— start Source data —
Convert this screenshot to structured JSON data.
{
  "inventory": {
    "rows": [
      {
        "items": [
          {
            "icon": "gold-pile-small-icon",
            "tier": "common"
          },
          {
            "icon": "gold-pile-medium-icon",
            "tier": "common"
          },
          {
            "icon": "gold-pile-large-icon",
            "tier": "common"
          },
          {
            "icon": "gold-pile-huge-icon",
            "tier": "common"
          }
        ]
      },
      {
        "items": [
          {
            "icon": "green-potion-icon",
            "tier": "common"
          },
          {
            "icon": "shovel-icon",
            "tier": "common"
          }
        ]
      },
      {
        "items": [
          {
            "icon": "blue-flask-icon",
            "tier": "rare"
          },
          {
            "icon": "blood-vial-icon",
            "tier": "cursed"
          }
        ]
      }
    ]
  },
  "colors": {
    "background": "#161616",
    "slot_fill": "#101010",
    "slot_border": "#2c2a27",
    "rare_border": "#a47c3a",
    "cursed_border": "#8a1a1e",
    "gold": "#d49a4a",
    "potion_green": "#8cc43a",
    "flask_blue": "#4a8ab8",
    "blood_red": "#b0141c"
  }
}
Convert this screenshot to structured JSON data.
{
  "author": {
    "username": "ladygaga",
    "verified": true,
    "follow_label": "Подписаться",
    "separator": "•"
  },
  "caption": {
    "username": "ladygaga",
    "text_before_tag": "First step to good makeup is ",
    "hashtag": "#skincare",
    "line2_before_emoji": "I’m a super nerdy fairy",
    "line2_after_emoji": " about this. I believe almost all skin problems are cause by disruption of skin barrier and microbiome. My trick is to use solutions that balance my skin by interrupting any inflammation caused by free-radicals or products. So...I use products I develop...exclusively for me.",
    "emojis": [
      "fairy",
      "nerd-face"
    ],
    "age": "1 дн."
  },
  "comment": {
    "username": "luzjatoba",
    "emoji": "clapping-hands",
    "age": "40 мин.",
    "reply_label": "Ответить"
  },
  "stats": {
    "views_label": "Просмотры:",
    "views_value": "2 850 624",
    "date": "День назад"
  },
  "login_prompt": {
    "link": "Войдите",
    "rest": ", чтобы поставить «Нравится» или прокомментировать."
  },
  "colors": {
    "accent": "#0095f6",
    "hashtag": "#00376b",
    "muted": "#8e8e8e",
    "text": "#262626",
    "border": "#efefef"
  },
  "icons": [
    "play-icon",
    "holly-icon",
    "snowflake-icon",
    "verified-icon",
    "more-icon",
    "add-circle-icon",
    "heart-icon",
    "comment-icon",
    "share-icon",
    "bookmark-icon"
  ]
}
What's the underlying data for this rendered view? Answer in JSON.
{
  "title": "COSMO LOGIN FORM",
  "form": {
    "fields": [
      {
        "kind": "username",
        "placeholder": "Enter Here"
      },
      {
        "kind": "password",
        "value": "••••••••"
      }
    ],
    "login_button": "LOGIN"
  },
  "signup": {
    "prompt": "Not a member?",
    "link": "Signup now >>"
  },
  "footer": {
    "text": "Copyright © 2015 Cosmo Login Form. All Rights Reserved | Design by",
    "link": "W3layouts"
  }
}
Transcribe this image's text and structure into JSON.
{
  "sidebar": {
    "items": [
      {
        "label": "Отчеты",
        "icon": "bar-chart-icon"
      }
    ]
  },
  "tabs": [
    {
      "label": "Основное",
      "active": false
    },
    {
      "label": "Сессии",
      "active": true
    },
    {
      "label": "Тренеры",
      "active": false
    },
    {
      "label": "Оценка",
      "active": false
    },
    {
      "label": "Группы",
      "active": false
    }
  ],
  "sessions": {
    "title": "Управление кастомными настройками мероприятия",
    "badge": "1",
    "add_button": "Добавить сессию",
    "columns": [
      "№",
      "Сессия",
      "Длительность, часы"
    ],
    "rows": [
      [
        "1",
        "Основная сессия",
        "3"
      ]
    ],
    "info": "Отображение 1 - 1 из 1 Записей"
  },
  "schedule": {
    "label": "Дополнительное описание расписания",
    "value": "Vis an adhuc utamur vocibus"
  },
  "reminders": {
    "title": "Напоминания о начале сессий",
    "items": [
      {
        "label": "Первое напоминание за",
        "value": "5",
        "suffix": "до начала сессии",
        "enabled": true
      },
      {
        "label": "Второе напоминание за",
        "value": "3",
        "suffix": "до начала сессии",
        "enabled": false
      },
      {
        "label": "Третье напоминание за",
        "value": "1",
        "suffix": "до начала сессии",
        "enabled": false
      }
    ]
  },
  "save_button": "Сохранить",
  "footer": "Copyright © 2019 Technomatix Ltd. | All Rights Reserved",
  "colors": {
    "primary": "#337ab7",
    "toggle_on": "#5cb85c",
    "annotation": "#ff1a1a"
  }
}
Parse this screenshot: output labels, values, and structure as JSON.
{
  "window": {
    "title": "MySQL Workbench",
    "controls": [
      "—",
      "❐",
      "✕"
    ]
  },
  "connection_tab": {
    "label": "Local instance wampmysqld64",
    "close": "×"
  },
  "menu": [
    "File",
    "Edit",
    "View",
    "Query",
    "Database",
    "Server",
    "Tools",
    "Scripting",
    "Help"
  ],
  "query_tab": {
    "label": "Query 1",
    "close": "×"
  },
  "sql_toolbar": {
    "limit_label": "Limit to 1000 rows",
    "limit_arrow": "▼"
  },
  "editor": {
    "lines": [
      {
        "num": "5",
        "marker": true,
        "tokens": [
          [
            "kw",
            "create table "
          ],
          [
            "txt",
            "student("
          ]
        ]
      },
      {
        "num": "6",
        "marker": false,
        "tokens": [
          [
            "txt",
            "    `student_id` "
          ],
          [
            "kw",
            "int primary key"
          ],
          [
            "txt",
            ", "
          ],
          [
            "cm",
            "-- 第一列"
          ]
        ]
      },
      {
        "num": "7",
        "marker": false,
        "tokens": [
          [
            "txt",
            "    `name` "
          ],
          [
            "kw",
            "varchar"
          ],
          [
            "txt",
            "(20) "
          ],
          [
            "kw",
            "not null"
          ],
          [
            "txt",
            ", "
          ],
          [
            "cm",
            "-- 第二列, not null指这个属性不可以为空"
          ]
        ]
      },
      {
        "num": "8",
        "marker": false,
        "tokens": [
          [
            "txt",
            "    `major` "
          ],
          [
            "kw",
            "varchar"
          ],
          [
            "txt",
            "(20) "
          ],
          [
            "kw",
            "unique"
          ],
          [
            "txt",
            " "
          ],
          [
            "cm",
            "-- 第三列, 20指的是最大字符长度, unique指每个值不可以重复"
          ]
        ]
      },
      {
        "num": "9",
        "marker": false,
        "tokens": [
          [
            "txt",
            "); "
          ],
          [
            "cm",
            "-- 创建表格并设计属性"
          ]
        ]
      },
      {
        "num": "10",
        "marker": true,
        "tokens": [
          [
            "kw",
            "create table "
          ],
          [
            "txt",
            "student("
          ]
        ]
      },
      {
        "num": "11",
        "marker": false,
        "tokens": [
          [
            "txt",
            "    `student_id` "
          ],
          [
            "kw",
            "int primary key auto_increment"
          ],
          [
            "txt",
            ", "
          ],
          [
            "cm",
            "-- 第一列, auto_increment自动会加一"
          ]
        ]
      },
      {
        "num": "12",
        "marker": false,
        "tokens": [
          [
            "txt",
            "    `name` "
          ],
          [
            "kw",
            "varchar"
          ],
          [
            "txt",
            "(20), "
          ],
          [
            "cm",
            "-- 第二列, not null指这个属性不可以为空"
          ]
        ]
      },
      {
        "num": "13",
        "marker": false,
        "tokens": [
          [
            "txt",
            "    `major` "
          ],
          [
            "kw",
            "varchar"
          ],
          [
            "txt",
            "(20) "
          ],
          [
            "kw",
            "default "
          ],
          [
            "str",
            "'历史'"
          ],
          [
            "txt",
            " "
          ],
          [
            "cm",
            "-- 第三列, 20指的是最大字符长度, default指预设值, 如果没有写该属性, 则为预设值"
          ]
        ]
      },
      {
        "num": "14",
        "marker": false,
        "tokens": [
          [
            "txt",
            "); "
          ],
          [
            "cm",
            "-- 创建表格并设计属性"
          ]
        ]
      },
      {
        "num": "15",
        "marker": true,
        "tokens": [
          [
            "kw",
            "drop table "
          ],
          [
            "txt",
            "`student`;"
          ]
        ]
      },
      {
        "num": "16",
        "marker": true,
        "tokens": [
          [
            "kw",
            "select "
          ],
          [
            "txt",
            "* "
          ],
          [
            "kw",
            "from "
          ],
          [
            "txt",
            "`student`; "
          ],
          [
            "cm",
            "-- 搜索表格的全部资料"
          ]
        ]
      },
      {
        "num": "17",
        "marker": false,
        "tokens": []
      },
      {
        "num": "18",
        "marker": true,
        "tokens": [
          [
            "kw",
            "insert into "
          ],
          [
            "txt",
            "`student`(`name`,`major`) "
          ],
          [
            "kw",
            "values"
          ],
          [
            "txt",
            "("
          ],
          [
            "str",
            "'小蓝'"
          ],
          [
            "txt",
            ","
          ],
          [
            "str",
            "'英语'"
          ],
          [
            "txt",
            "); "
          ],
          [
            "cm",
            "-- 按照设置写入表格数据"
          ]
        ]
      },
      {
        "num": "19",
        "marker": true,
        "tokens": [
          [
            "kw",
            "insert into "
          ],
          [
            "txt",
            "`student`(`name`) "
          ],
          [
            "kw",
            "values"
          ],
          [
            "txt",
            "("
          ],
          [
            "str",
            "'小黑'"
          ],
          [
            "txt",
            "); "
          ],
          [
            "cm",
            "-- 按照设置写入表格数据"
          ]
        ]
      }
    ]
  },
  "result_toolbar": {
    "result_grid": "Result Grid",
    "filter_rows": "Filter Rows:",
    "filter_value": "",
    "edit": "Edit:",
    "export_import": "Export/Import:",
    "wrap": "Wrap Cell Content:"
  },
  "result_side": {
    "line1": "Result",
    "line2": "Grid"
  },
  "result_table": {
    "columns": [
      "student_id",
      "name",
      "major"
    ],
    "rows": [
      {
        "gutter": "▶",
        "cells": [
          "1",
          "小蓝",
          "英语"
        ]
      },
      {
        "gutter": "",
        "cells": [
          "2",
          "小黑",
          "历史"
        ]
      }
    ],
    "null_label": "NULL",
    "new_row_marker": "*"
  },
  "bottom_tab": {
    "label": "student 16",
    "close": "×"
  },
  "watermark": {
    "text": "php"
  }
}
— end Source data —
Task to carry out: Sift through the entries and copy every line with "напоминание".

Final result:
        "label": "Первое напоминание за",
        "label": "Второе напоминание за",
        "label": "Третье напоминание за",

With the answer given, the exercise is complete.